> **Directions for this task**
Could you write out every record below exactly, leaving out any pictures?

════

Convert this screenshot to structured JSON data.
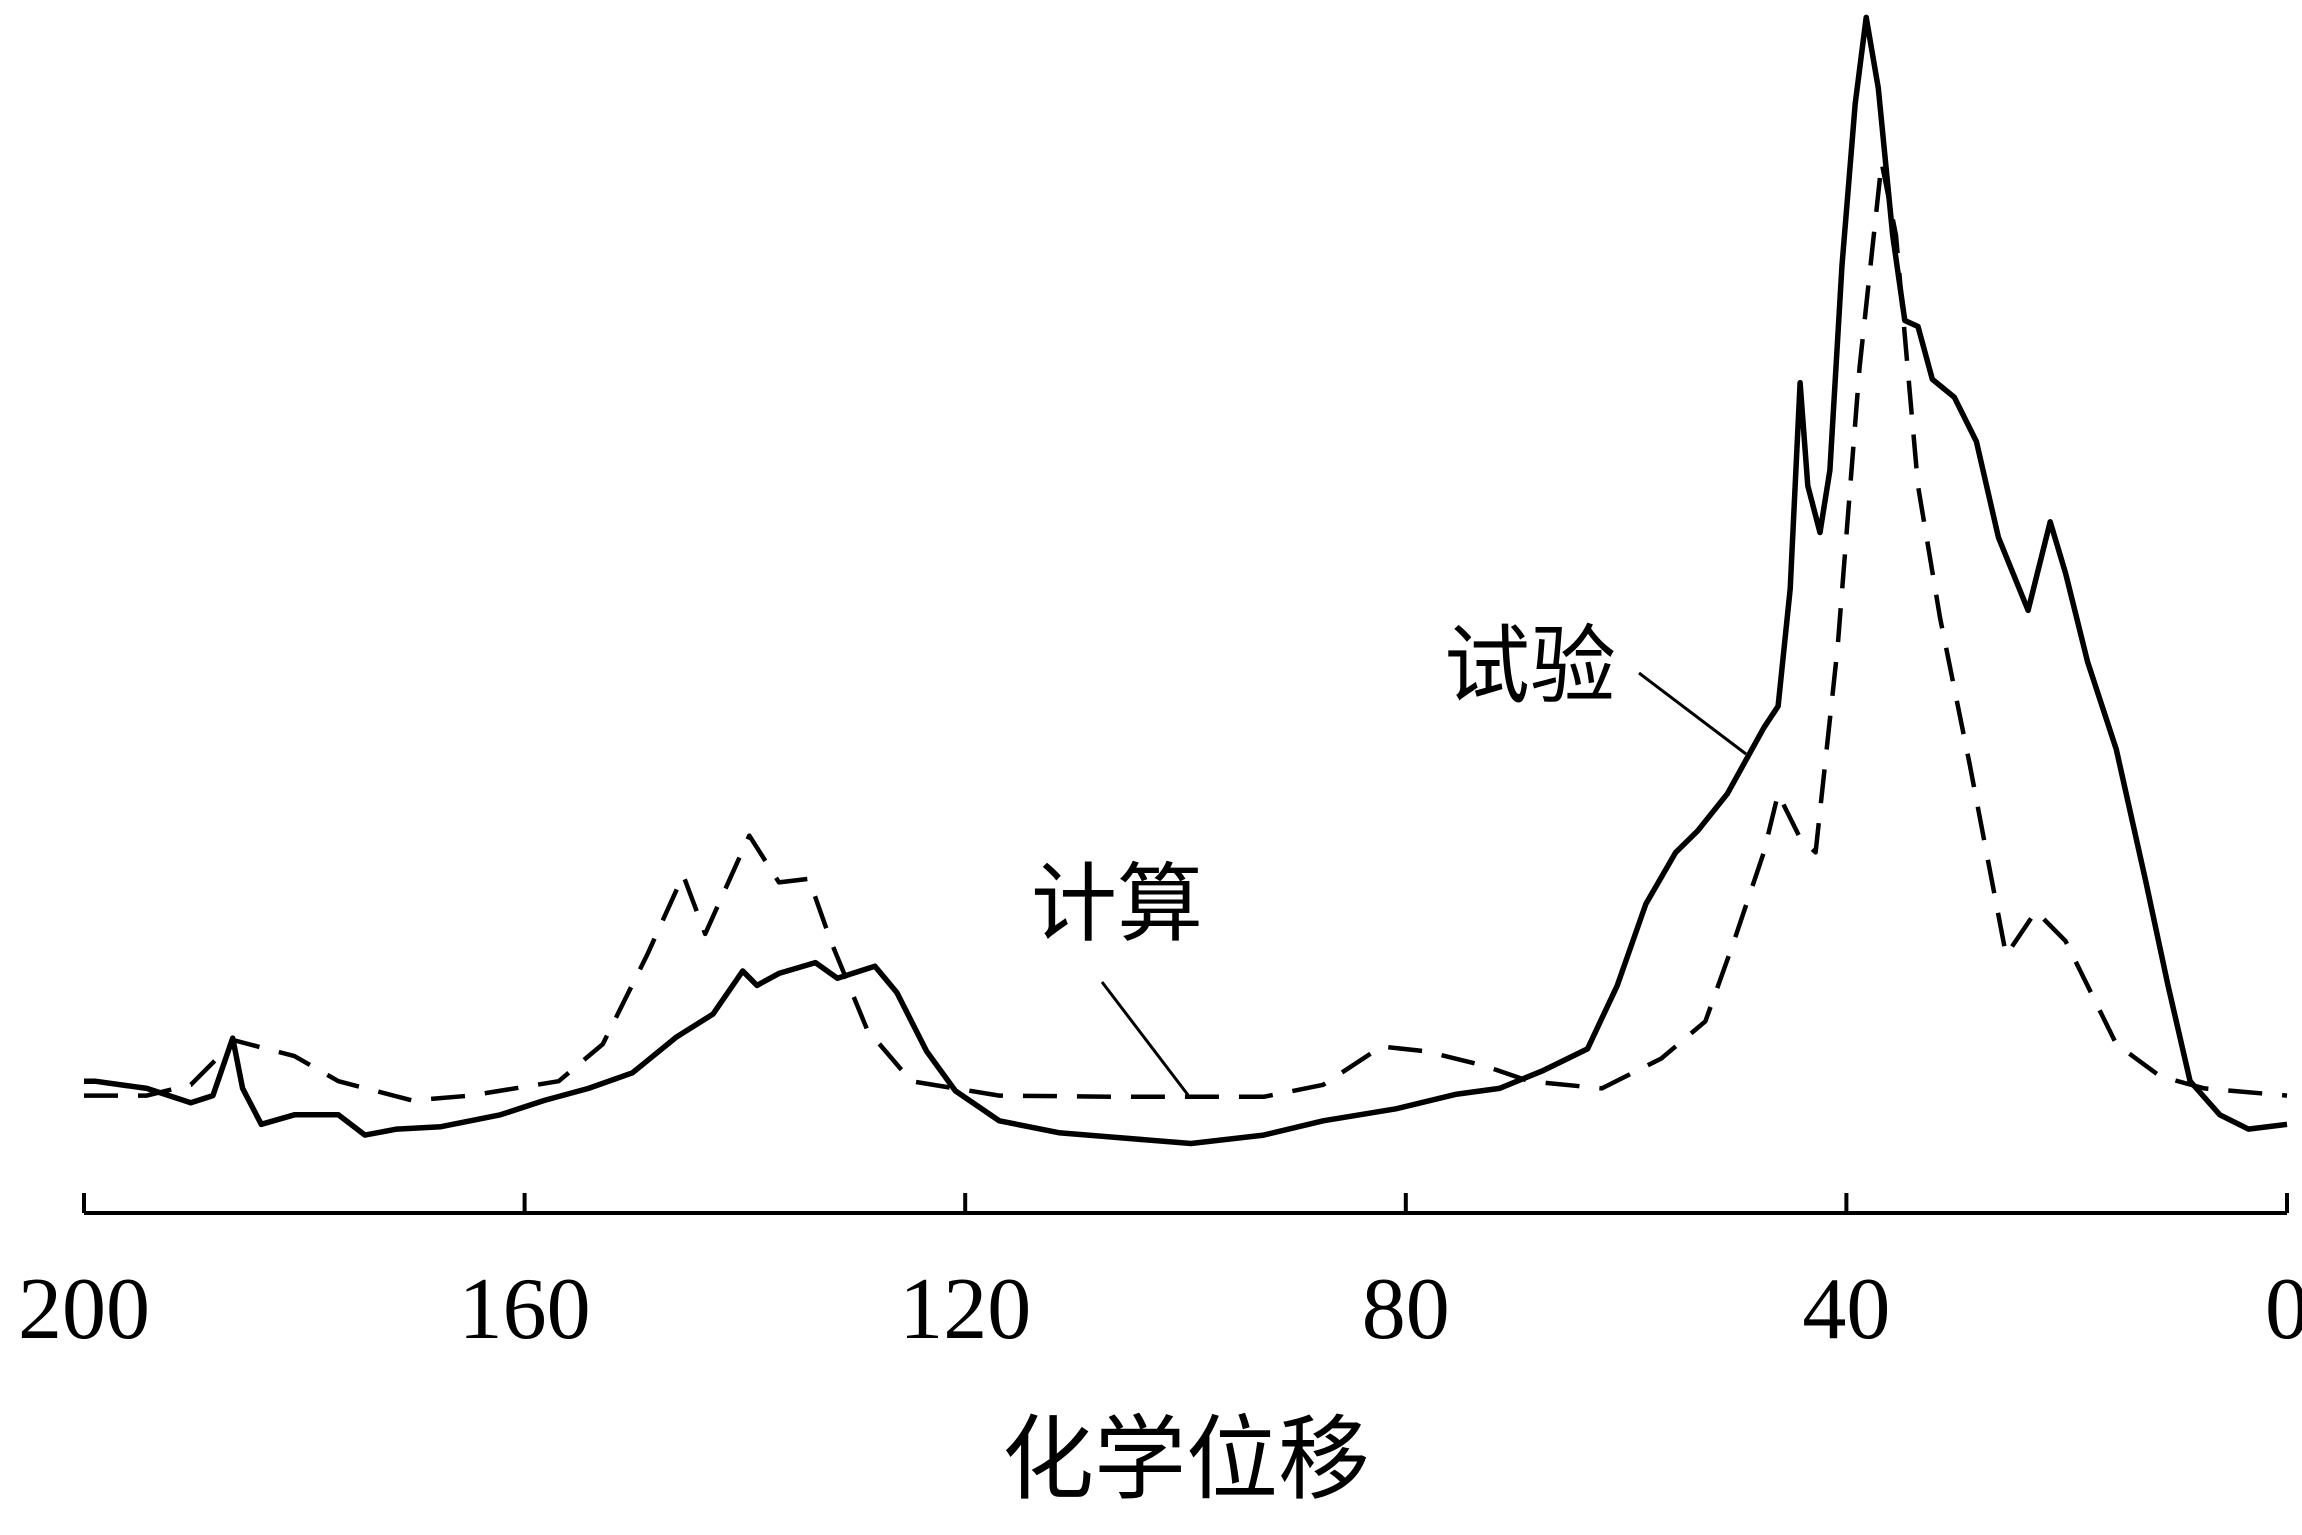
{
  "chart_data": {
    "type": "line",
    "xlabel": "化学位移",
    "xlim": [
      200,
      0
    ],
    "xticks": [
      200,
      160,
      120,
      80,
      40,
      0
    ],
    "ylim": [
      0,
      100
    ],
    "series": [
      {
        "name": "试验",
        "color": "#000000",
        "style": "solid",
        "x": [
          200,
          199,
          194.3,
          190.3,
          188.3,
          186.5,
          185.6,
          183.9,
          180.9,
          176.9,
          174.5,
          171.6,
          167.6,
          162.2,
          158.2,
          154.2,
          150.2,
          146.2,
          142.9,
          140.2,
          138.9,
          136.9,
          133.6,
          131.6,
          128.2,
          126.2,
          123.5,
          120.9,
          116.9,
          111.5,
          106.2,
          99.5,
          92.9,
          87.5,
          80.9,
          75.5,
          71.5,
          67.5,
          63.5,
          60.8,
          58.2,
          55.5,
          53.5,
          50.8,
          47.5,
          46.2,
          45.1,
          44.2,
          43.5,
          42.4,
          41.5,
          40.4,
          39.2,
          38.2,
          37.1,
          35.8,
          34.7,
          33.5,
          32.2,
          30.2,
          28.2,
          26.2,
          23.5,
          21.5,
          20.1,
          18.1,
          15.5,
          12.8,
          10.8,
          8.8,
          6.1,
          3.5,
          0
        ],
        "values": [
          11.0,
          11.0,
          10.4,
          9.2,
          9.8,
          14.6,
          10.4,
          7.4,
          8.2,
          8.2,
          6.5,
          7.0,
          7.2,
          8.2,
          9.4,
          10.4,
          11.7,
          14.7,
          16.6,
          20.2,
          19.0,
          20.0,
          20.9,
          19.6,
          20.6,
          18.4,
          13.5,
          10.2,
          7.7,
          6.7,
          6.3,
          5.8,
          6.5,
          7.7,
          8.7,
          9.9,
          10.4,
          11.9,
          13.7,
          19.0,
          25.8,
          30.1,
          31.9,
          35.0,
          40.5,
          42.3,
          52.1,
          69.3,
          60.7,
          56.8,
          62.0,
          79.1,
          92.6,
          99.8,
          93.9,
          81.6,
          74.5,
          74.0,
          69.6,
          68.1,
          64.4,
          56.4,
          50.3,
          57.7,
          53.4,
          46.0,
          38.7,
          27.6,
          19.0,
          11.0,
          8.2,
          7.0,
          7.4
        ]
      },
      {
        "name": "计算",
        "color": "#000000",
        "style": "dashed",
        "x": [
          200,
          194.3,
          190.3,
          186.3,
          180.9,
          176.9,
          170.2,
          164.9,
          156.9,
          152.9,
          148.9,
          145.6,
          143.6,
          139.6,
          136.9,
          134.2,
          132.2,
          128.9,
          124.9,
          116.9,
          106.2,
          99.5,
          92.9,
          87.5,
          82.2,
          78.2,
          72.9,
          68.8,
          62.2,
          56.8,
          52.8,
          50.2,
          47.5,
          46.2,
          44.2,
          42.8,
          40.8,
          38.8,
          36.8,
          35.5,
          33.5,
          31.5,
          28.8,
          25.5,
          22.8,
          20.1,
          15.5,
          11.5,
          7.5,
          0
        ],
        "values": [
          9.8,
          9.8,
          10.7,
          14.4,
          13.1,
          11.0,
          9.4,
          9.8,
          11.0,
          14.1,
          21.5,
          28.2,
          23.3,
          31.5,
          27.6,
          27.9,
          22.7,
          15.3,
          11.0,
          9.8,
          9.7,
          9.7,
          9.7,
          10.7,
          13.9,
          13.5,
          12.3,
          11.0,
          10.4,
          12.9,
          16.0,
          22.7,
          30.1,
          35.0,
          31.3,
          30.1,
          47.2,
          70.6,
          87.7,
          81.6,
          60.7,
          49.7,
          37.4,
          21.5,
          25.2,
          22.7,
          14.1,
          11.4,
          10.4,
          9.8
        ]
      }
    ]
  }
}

════

> **Answer to this exercise**
Convert this screenshot to structured JSON data.
{
  "chart_data": {
    "type": "line",
    "xlabel": "化学位移",
    "xlim": [
      200,
      0
    ],
    "xticks": [
      200,
      160,
      120,
      80,
      40,
      0
    ],
    "ylim": [
      0,
      100
    ],
    "series": [
      {
        "name": "试验",
        "color": "#000000",
        "style": "solid",
        "x": [
          200,
          199,
          194.3,
          190.3,
          188.3,
          186.5,
          185.6,
          183.9,
          180.9,
          176.9,
          174.5,
          171.6,
          167.6,
          162.2,
          158.2,
          154.2,
          150.2,
          146.2,
          142.9,
          140.2,
          138.9,
          136.9,
          133.6,
          131.6,
          128.2,
          126.2,
          123.5,
          120.9,
          116.9,
          111.5,
          106.2,
          99.5,
          92.9,
          87.5,
          80.9,
          75.5,
          71.5,
          67.5,
          63.5,
          60.8,
          58.2,
          55.5,
          53.5,
          50.8,
          47.5,
          46.2,
          45.1,
          44.2,
          43.5,
          42.4,
          41.5,
          40.4,
          39.2,
          38.2,
          37.1,
          35.8,
          34.7,
          33.5,
          32.2,
          30.2,
          28.2,
          26.2,
          23.5,
          21.5,
          20.1,
          18.1,
          15.5,
          12.8,
          10.8,
          8.8,
          6.1,
          3.5,
          0
        ],
        "values": [
          11.0,
          11.0,
          10.4,
          9.2,
          9.8,
          14.6,
          10.4,
          7.4,
          8.2,
          8.2,
          6.5,
          7.0,
          7.2,
          8.2,
          9.4,
          10.4,
          11.7,
          14.7,
          16.6,
          20.2,
          19.0,
          20.0,
          20.9,
          19.6,
          20.6,
          18.4,
          13.5,
          10.2,
          7.7,
          6.7,
          6.3,
          5.8,
          6.5,
          7.7,
          8.7,
          9.9,
          10.4,
          11.9,
          13.7,
          19.0,
          25.8,
          30.1,
          31.9,
          35.0,
          40.5,
          42.3,
          52.1,
          69.3,
          60.7,
          56.8,
          62.0,
          79.1,
          92.6,
          99.8,
          93.9,
          81.6,
          74.5,
          74.0,
          69.6,
          68.1,
          64.4,
          56.4,
          50.3,
          57.7,
          53.4,
          46.0,
          38.7,
          27.6,
          19.0,
          11.0,
          8.2,
          7.0,
          7.4
        ]
      },
      {
        "name": "计算",
        "color": "#000000",
        "style": "dashed",
        "x": [
          200,
          194.3,
          190.3,
          186.3,
          180.9,
          176.9,
          170.2,
          164.9,
          156.9,
          152.9,
          148.9,
          145.6,
          143.6,
          139.6,
          136.9,
          134.2,
          132.2,
          128.9,
          124.9,
          116.9,
          106.2,
          99.5,
          92.9,
          87.5,
          82.2,
          78.2,
          72.9,
          68.8,
          62.2,
          56.8,
          52.8,
          50.2,
          47.5,
          46.2,
          44.2,
          42.8,
          40.8,
          38.8,
          36.8,
          35.5,
          33.5,
          31.5,
          28.8,
          25.5,
          22.8,
          20.1,
          15.5,
          11.5,
          7.5,
          0
        ],
        "values": [
          9.8,
          9.8,
          10.7,
          14.4,
          13.1,
          11.0,
          9.4,
          9.8,
          11.0,
          14.1,
          21.5,
          28.2,
          23.3,
          31.5,
          27.6,
          27.9,
          22.7,
          15.3,
          11.0,
          9.8,
          9.7,
          9.7,
          9.7,
          10.7,
          13.9,
          13.5,
          12.3,
          11.0,
          10.4,
          12.9,
          16.0,
          22.7,
          30.1,
          35.0,
          31.3,
          30.1,
          47.2,
          70.6,
          87.7,
          81.6,
          60.7,
          49.7,
          37.4,
          21.5,
          25.2,
          22.7,
          14.1,
          11.4,
          10.4,
          9.8
        ]
      }
    ]
  }
}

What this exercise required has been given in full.